== Dataset content

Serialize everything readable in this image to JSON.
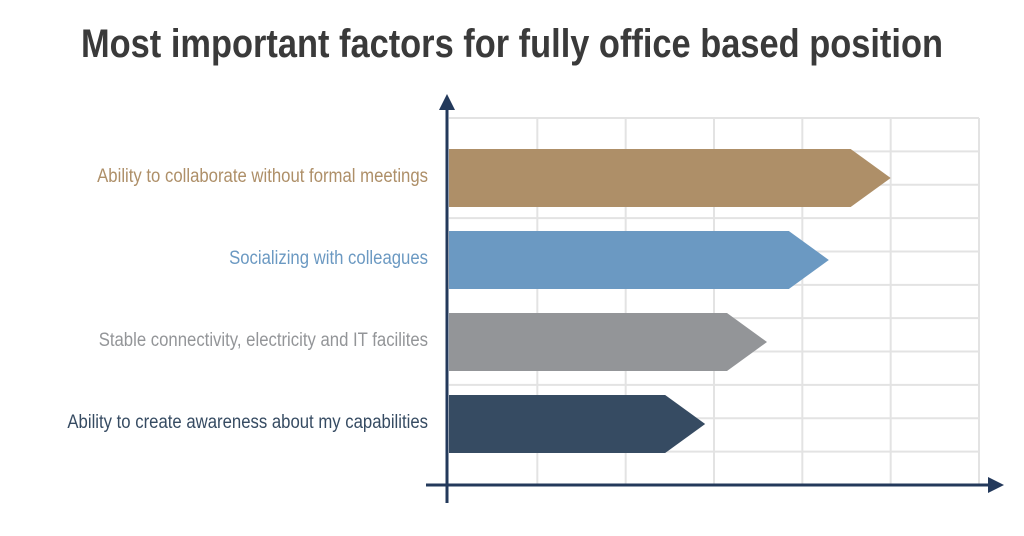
{
  "title": "Most important factors for fully office based position",
  "chart_data": {
    "type": "bar",
    "orientation": "horizontal",
    "title": "Most important factors for fully office based position",
    "categories": [
      "Ability to collaborate without formal meetings",
      "Socializing with colleagues",
      "Stable connectivity, electricity and IT facilites",
      "Ability to create awareness about my capabilities"
    ],
    "values": [
      5,
      4.3,
      3.6,
      2.9
    ],
    "colors": [
      "#ae8f68",
      "#6b99c2",
      "#939598",
      "#364b62"
    ],
    "xlim": [
      0,
      6
    ],
    "grid": true,
    "xlabel": "",
    "ylabel": ""
  }
}
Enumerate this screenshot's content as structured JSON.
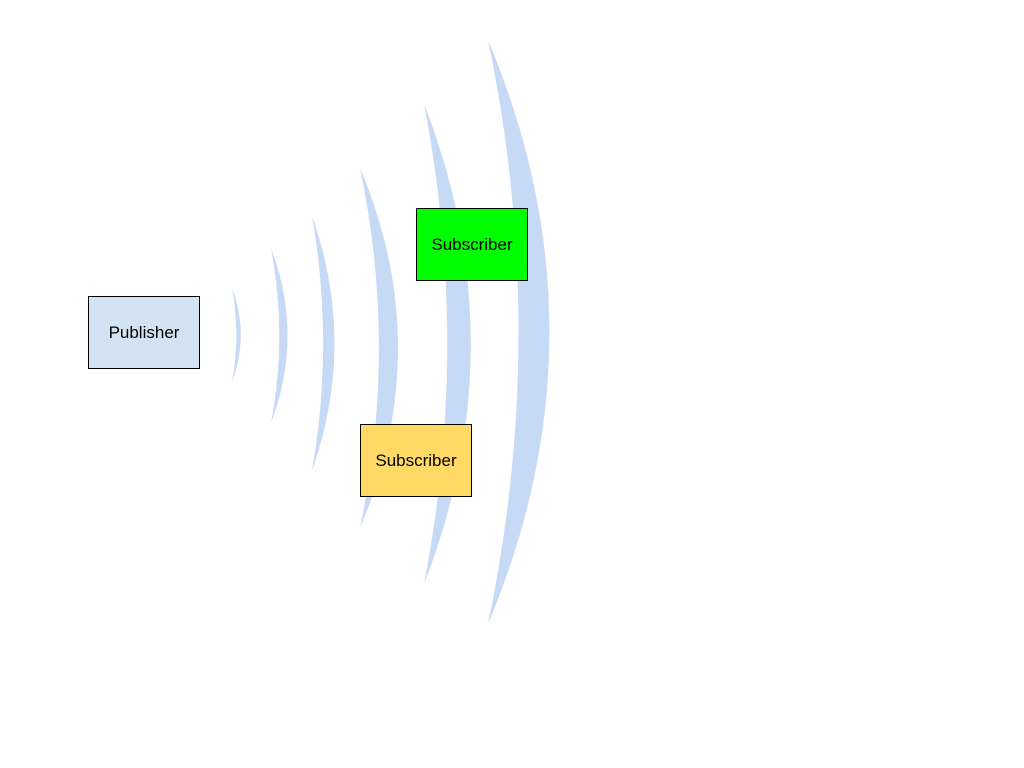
{
  "diagram": {
    "wave_color": "#c6d9f5",
    "publisher": {
      "label": "Publisher",
      "fill": "#d3e3f3"
    },
    "subscribers": [
      {
        "label": "Subscriber",
        "fill": "#00ff00"
      },
      {
        "label": "Subscriber",
        "fill": "#ffd966"
      }
    ]
  }
}
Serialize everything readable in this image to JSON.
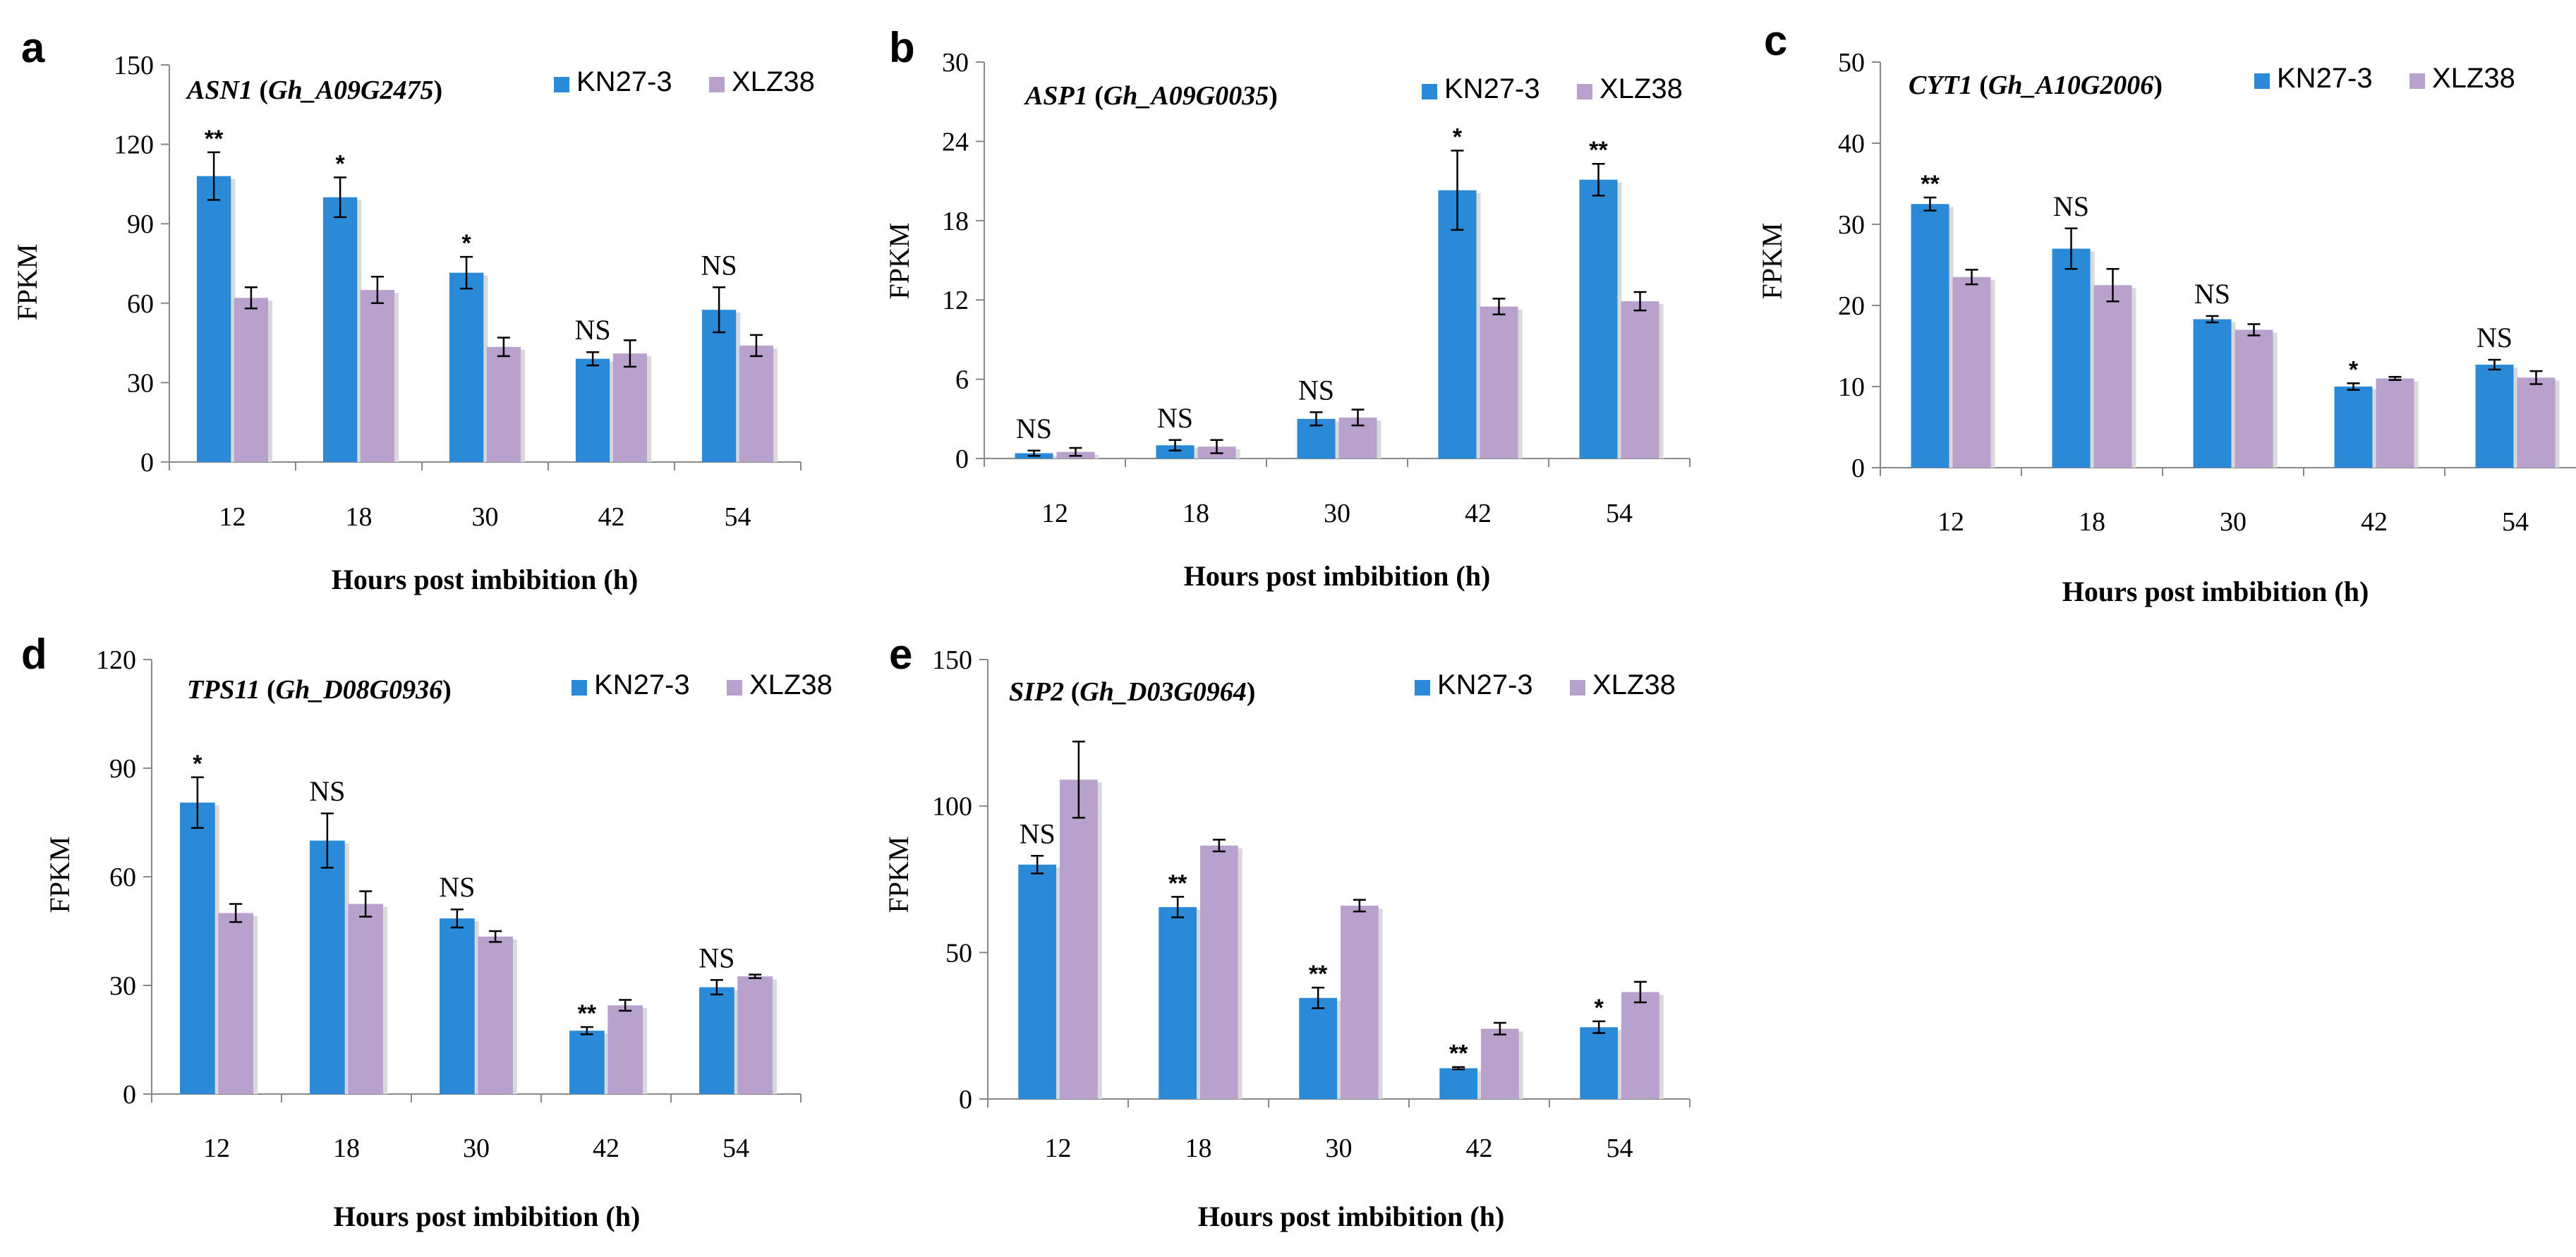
{
  "colors": {
    "kn": "#2a8ad8",
    "xlz": "#b9a1cd",
    "axis": "#888888",
    "text": "#000000"
  },
  "series_names": [
    "KN27-3",
    "XLZ38"
  ],
  "chart_data": [
    {
      "panel": "a",
      "type": "bar",
      "title_gene": "ASN1",
      "title_id": "Gh_A09G2475",
      "categories": [
        "12",
        "18",
        "30",
        "42",
        "54"
      ],
      "xlabel": "Hours post imbibition (h)",
      "ylabel": "FPKM",
      "ylim": [
        0,
        150
      ],
      "yticks": [
        "0",
        "30",
        "60",
        "90",
        "120",
        "150"
      ],
      "series": [
        {
          "name": "KN27-3",
          "values": [
            108,
            100,
            71.5,
            39,
            57.5
          ],
          "errors": [
            9,
            7.5,
            6,
            2.5,
            8.5
          ]
        },
        {
          "name": "XLZ38",
          "values": [
            62,
            65,
            43.5,
            41,
            44
          ],
          "errors": [
            4,
            5,
            3.5,
            5,
            4
          ]
        }
      ],
      "significance": [
        "**",
        "*",
        "*",
        "NS",
        "NS"
      ]
    },
    {
      "panel": "b",
      "type": "bar",
      "title_gene": "ASP1",
      "title_id": "Gh_A09G0035",
      "categories": [
        "12",
        "18",
        "30",
        "42",
        "54"
      ],
      "xlabel": "Hours post imbibition (h)",
      "ylabel": "FPKM",
      "ylim": [
        0,
        30
      ],
      "yticks": [
        "0",
        "6",
        "12",
        "18",
        "24",
        "30"
      ],
      "series": [
        {
          "name": "KN27-3",
          "values": [
            0.4,
            1.0,
            3.0,
            20.3,
            21.1
          ],
          "errors": [
            0.2,
            0.4,
            0.5,
            3.0,
            1.2
          ]
        },
        {
          "name": "XLZ38",
          "values": [
            0.5,
            0.9,
            3.1,
            11.5,
            11.9
          ],
          "errors": [
            0.3,
            0.5,
            0.6,
            0.6,
            0.7
          ]
        }
      ],
      "significance": [
        "NS",
        "NS",
        "NS",
        "*",
        "**"
      ]
    },
    {
      "panel": "c",
      "type": "bar",
      "title_gene": "CYT1",
      "title_id": "Gh_A10G2006",
      "categories": [
        "12",
        "18",
        "30",
        "42",
        "54"
      ],
      "xlabel": "Hours post imbibition (h)",
      "ylabel": "FPKM",
      "ylim": [
        0,
        50
      ],
      "yticks": [
        "0",
        "10",
        "20",
        "30",
        "40",
        "50"
      ],
      "series": [
        {
          "name": "KN27-3",
          "values": [
            32.5,
            27,
            18.3,
            10,
            12.7
          ],
          "errors": [
            0.8,
            2.5,
            0.4,
            0.4,
            0.6
          ]
        },
        {
          "name": "XLZ38",
          "values": [
            23.5,
            22.5,
            17,
            11,
            11.1
          ],
          "errors": [
            0.9,
            2,
            0.7,
            0.2,
            0.8
          ]
        }
      ],
      "significance": [
        "**",
        "NS",
        "NS",
        "*",
        "NS"
      ]
    },
    {
      "panel": "d",
      "type": "bar",
      "title_gene": "TPS11",
      "title_id": "Gh_D08G0936",
      "categories": [
        "12",
        "18",
        "30",
        "42",
        "54"
      ],
      "xlabel": "Hours post imbibition (h)",
      "ylabel": "FPKM",
      "ylim": [
        0,
        120
      ],
      "yticks": [
        "0",
        "30",
        "60",
        "90",
        "120"
      ],
      "series": [
        {
          "name": "KN27-3",
          "values": [
            80.5,
            70,
            48.5,
            17.5,
            29.5
          ],
          "errors": [
            7,
            7.5,
            2.5,
            1,
            2
          ]
        },
        {
          "name": "XLZ38",
          "values": [
            50,
            52.5,
            43.5,
            24.5,
            32.5
          ],
          "errors": [
            2.5,
            3.5,
            1.5,
            1.5,
            0.5
          ]
        }
      ],
      "significance": [
        "*",
        "NS",
        "NS",
        "**",
        "NS"
      ]
    },
    {
      "panel": "e",
      "type": "bar",
      "title_gene": "SIP2",
      "title_id": "Gh_D03G0964",
      "categories": [
        "12",
        "18",
        "30",
        "42",
        "54"
      ],
      "xlabel": "Hours post imbibition (h)",
      "ylabel": "FPKM",
      "ylim": [
        0,
        150
      ],
      "yticks": [
        "0",
        "50",
        "100",
        "150"
      ],
      "series": [
        {
          "name": "KN27-3",
          "values": [
            80,
            65.5,
            34.5,
            10.5,
            24.5
          ],
          "errors": [
            3,
            3.5,
            3.5,
            0.4,
            2
          ]
        },
        {
          "name": "XLZ38",
          "values": [
            109,
            86.5,
            66,
            24,
            36.5
          ],
          "errors": [
            13,
            2,
            2,
            2,
            3.5
          ]
        }
      ],
      "significance": [
        "NS",
        "**",
        "**",
        "**",
        "*"
      ]
    }
  ]
}
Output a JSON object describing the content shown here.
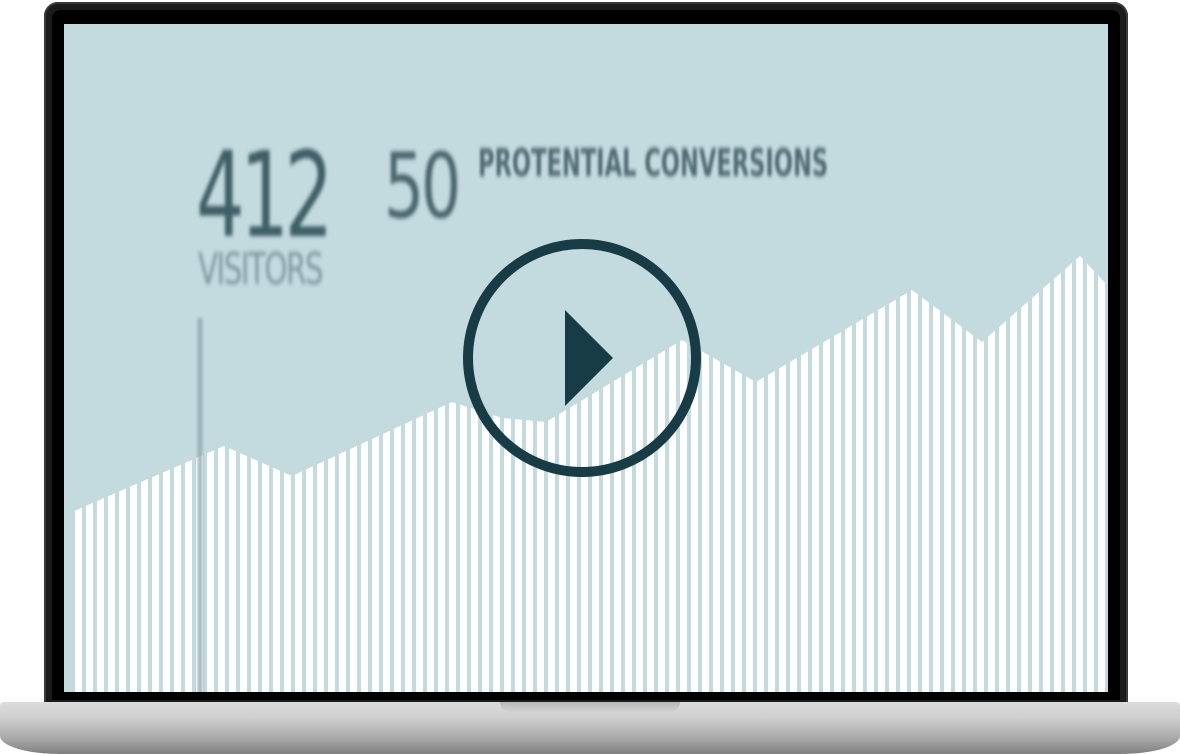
{
  "stats": {
    "visitors_value": "412",
    "visitors_label": "VISITORS",
    "conversions_value": "50",
    "conversions_label": "PROTENTIAL CONVERSIONS"
  },
  "video": {
    "play_icon": "play-icon"
  },
  "colors": {
    "screen_bg": "#c3dadf",
    "stripes": "#ffffff",
    "play_dark": "#173c46"
  }
}
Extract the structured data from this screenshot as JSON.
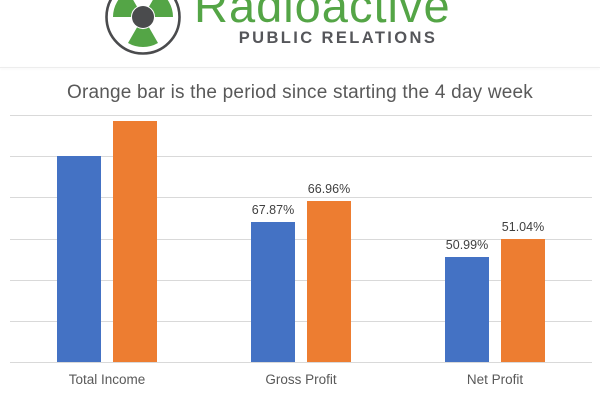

====

In the records above, find each line with the word "office" and copy it.

  "title": "Most important factors for fully office based position",
    "title": "Most important factors for fully office based position",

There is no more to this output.